- Task to complete
Look below. Copy each line that has "Output" in it.

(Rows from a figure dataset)
+ + + + + + +
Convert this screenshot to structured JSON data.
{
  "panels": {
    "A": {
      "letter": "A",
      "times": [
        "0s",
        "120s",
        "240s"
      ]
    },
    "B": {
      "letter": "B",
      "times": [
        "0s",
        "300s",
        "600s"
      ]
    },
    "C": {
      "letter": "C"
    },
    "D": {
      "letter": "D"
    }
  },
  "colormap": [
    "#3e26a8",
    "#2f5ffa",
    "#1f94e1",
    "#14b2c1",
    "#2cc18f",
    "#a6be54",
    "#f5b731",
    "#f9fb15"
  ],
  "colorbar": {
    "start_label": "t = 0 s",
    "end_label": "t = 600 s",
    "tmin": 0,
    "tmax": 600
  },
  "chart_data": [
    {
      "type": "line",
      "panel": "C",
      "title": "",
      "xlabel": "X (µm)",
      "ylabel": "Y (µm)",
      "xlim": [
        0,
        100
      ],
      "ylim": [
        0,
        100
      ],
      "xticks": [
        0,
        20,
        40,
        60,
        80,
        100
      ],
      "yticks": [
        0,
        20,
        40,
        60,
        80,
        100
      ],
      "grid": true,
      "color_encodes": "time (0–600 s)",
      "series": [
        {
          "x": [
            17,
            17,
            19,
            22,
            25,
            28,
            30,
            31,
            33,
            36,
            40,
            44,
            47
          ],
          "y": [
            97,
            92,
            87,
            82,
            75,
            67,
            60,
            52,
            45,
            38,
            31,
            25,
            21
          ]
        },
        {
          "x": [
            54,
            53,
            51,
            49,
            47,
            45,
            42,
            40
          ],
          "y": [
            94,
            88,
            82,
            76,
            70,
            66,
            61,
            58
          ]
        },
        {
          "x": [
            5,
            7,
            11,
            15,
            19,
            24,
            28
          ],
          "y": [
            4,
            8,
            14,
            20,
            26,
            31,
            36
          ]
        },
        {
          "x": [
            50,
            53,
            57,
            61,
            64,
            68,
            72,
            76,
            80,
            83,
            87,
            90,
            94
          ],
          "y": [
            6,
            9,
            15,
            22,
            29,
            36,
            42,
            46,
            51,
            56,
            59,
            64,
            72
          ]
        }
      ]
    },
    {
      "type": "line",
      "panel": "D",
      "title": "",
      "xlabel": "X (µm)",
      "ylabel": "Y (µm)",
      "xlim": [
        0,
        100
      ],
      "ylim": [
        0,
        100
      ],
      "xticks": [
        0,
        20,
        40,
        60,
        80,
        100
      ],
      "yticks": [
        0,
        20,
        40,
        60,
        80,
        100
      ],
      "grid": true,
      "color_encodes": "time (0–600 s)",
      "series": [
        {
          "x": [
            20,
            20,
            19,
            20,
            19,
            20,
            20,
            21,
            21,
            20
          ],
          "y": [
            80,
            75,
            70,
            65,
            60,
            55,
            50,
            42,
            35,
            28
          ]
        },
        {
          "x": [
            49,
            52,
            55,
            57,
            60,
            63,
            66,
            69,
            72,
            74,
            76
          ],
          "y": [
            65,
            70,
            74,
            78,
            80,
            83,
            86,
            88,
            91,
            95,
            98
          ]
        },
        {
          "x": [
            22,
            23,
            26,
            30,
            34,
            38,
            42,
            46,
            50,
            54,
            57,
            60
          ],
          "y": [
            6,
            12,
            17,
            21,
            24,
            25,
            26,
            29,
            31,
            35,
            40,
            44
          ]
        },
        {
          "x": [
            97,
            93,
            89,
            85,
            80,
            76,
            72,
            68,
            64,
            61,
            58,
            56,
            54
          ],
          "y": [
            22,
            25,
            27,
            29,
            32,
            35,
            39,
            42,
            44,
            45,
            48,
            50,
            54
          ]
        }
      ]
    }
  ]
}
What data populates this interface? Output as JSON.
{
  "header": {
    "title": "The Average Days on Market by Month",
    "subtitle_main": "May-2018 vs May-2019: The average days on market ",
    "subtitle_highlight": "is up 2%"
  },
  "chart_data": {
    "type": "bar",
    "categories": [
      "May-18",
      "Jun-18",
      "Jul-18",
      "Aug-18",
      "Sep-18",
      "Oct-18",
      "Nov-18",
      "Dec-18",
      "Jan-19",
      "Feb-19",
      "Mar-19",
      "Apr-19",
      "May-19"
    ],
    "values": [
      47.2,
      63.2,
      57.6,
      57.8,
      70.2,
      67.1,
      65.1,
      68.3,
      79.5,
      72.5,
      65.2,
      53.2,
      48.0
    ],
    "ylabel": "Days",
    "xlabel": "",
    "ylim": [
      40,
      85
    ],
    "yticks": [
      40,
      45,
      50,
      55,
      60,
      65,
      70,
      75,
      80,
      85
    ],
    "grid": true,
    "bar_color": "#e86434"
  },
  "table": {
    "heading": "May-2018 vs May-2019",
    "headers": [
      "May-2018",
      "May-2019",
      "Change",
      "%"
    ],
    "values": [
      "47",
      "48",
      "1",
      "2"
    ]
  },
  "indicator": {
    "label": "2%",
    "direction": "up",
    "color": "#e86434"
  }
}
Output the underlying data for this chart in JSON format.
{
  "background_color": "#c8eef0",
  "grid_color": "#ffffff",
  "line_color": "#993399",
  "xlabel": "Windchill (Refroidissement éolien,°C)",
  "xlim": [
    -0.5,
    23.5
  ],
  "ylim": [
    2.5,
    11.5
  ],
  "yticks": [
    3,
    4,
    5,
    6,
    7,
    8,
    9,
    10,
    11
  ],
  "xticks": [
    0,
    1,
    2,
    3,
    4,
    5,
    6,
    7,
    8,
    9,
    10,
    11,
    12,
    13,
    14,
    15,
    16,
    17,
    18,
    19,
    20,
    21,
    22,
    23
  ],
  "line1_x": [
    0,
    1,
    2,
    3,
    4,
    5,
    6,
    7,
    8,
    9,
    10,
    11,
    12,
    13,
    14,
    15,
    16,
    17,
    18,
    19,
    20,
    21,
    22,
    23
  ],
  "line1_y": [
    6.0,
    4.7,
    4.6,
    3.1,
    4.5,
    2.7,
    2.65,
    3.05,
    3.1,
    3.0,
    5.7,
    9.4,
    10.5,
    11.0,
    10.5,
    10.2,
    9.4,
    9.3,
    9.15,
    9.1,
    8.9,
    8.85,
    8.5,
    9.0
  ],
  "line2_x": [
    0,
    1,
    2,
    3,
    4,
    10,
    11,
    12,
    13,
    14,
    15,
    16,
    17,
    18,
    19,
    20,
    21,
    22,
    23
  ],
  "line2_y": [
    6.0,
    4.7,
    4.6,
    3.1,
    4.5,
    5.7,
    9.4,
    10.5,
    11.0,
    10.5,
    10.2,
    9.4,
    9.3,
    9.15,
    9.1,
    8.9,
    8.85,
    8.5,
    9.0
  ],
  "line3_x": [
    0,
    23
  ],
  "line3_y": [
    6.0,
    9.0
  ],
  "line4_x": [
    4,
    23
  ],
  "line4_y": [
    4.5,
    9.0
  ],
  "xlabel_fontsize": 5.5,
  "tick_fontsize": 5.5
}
+ + + + + + +
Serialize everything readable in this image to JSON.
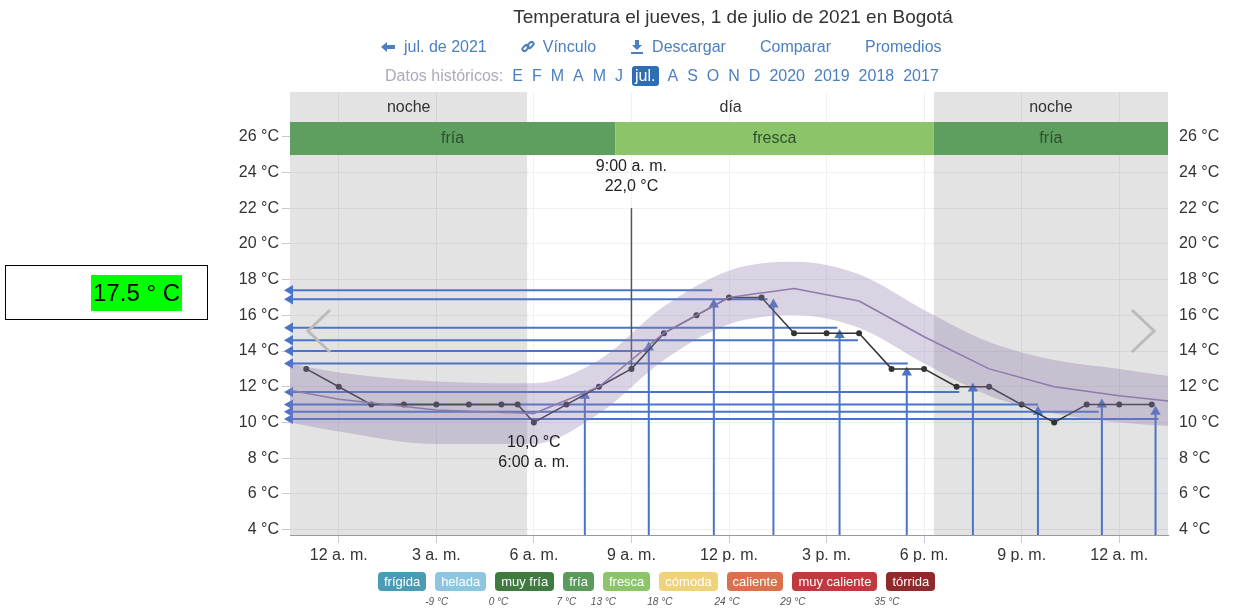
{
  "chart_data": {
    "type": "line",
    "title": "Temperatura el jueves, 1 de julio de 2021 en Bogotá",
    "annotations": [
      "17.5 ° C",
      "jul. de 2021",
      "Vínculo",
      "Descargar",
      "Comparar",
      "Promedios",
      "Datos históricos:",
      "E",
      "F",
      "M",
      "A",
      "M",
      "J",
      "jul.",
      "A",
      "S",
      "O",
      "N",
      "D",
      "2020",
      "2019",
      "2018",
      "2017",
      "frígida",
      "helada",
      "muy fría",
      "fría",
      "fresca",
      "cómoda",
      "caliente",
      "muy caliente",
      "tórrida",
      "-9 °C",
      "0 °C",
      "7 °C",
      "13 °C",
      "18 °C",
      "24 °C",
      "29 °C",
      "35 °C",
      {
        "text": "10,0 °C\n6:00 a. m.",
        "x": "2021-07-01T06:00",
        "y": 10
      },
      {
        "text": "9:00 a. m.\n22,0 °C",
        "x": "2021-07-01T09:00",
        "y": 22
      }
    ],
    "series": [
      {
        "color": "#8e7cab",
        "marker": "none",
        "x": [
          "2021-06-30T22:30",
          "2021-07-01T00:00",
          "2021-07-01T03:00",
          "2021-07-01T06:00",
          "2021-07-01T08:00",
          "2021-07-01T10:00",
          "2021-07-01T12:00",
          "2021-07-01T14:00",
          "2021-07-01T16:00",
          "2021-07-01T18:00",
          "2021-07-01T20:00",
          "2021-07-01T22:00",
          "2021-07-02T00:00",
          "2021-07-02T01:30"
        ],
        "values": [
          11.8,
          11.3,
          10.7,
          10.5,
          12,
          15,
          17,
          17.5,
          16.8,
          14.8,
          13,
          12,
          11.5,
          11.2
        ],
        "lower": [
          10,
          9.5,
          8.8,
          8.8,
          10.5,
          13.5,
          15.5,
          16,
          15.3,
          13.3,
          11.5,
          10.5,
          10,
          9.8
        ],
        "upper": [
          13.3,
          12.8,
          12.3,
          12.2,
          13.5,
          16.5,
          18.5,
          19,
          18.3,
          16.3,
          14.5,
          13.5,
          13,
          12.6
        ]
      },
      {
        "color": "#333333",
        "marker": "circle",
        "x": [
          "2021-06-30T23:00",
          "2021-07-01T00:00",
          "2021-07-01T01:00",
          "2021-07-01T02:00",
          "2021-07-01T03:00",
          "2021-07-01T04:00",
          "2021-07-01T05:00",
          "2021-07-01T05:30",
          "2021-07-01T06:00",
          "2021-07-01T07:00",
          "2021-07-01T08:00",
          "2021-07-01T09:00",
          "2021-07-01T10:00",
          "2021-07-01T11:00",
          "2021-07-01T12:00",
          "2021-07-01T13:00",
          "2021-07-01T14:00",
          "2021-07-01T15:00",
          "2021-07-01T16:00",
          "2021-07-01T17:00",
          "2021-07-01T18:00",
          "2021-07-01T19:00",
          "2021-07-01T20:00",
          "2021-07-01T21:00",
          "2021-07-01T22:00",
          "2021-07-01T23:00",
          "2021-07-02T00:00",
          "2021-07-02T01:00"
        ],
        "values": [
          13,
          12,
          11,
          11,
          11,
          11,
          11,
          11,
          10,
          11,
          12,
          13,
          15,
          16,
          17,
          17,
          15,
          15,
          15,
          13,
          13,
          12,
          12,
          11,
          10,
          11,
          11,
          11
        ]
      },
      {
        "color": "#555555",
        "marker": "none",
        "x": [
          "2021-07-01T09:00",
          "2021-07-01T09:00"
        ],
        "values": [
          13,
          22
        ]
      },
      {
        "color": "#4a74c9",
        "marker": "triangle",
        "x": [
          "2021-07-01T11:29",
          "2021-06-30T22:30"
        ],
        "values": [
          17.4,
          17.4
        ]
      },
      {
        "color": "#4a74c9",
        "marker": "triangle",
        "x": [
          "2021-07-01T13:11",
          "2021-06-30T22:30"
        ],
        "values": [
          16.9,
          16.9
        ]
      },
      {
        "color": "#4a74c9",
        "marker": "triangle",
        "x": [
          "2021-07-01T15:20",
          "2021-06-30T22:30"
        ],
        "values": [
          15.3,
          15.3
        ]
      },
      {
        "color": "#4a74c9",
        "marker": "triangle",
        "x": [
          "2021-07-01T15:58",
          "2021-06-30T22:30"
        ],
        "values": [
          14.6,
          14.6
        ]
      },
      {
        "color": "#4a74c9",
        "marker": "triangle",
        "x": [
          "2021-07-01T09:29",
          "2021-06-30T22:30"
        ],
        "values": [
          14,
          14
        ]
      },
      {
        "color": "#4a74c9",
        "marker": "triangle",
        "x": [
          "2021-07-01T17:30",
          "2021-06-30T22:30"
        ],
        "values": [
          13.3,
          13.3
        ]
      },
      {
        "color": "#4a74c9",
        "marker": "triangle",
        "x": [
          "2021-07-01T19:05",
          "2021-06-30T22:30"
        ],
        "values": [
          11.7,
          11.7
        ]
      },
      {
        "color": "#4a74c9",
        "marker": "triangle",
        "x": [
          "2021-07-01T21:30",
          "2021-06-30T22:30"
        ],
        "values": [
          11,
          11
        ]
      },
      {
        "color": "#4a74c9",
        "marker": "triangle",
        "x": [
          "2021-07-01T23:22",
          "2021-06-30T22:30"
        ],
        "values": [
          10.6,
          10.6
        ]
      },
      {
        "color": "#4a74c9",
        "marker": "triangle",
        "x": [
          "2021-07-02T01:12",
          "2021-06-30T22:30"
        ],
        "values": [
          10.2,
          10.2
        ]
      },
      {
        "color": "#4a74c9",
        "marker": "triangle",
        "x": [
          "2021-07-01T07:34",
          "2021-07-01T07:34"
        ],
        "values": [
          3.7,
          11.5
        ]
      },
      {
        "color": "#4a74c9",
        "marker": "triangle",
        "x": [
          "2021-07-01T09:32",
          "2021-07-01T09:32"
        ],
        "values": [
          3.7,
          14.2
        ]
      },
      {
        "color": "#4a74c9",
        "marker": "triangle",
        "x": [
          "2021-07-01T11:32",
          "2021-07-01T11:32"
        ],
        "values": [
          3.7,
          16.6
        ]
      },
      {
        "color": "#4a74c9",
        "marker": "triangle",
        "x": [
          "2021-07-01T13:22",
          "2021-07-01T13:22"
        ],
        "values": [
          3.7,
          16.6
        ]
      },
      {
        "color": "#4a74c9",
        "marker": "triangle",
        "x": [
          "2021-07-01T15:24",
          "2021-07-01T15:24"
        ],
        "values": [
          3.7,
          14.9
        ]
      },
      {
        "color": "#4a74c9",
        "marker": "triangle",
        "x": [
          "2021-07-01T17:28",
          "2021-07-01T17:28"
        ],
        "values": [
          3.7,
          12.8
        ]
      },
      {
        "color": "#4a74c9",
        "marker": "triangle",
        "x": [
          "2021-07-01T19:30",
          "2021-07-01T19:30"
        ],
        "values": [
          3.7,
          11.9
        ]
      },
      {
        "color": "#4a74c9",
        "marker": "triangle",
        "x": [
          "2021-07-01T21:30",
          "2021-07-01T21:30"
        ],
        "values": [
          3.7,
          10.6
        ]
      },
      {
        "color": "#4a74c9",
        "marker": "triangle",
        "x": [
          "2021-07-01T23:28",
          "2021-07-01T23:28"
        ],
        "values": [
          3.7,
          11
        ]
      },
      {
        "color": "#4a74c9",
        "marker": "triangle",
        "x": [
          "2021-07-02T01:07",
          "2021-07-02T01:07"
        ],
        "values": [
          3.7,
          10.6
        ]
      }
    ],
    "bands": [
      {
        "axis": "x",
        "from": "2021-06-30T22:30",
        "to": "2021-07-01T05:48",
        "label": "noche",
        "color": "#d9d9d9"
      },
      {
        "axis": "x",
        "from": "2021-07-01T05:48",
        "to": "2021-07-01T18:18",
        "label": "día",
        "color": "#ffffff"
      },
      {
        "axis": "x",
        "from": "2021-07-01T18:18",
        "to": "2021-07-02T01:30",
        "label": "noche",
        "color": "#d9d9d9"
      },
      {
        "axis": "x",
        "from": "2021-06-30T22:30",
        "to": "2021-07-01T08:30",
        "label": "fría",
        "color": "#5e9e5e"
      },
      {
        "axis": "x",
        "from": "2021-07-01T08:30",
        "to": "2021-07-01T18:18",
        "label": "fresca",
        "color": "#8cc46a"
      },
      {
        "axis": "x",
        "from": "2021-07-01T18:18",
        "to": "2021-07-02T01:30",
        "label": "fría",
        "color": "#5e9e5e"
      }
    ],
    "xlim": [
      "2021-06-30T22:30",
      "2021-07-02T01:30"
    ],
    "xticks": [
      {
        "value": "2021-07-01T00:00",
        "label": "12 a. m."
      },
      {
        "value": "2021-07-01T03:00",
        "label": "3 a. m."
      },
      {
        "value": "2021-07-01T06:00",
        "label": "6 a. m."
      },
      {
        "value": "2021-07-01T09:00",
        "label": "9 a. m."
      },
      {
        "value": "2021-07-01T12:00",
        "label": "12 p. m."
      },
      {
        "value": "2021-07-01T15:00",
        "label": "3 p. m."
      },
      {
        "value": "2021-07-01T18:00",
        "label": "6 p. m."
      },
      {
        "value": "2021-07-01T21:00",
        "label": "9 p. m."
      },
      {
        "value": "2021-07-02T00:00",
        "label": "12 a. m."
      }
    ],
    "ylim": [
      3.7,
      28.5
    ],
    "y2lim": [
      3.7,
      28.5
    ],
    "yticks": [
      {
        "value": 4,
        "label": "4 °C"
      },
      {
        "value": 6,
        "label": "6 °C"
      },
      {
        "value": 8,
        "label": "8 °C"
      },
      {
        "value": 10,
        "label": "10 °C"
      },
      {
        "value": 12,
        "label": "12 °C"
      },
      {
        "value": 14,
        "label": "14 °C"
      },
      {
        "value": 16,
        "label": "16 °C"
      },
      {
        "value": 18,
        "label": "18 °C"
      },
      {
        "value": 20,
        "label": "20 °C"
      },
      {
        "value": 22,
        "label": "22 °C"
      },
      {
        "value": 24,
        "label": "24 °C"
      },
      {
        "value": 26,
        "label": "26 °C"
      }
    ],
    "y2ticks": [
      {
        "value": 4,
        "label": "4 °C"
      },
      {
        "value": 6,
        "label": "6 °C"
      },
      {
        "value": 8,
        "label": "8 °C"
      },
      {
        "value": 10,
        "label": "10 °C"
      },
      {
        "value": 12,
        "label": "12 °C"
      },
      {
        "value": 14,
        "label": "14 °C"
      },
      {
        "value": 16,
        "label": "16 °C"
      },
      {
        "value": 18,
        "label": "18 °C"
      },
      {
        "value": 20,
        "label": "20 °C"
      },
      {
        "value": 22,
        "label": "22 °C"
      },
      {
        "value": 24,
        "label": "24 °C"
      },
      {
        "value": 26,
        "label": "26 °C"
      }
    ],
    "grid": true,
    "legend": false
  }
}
+ + + + + + +
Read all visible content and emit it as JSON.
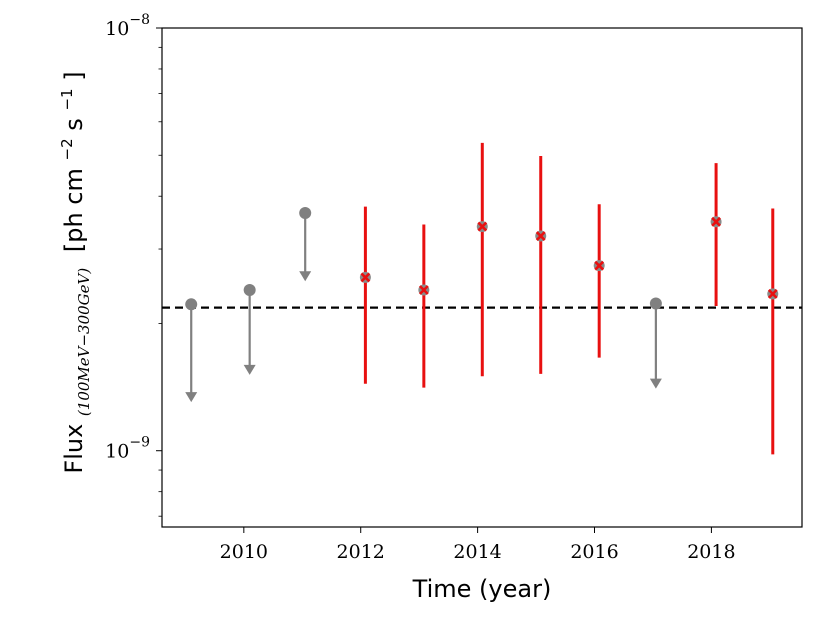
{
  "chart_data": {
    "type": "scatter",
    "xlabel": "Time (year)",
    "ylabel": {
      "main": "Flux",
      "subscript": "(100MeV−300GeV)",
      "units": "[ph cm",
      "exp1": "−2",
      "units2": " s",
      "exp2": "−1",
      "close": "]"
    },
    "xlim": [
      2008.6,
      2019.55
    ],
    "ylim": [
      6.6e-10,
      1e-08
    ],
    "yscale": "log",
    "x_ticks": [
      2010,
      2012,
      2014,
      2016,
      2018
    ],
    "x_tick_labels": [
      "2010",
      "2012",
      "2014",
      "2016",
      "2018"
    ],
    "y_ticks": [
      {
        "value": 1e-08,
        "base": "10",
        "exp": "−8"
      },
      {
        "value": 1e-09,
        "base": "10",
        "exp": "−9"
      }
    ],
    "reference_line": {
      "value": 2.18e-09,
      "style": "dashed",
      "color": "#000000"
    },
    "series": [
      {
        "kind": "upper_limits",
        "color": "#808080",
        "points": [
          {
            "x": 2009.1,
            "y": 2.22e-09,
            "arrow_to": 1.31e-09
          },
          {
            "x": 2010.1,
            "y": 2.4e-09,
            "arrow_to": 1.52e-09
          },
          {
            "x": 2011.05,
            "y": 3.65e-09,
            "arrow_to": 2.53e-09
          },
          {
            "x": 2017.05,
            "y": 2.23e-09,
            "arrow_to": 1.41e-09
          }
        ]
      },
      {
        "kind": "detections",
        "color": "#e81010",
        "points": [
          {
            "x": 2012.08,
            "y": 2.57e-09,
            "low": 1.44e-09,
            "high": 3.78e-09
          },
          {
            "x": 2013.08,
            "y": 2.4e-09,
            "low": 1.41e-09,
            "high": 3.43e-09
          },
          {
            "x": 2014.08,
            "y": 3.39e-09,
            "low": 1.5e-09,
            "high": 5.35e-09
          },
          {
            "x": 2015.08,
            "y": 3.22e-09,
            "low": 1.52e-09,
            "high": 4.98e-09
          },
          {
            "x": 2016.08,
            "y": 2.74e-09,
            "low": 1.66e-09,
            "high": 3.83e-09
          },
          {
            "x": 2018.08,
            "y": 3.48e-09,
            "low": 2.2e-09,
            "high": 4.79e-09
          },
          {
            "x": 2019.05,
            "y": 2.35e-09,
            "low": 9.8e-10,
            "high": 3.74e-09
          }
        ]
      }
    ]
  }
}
+ + + + + + +
- Expected answer
What data populates this interface? Output as JSON.
Output the underlying data for this chart in JSON format.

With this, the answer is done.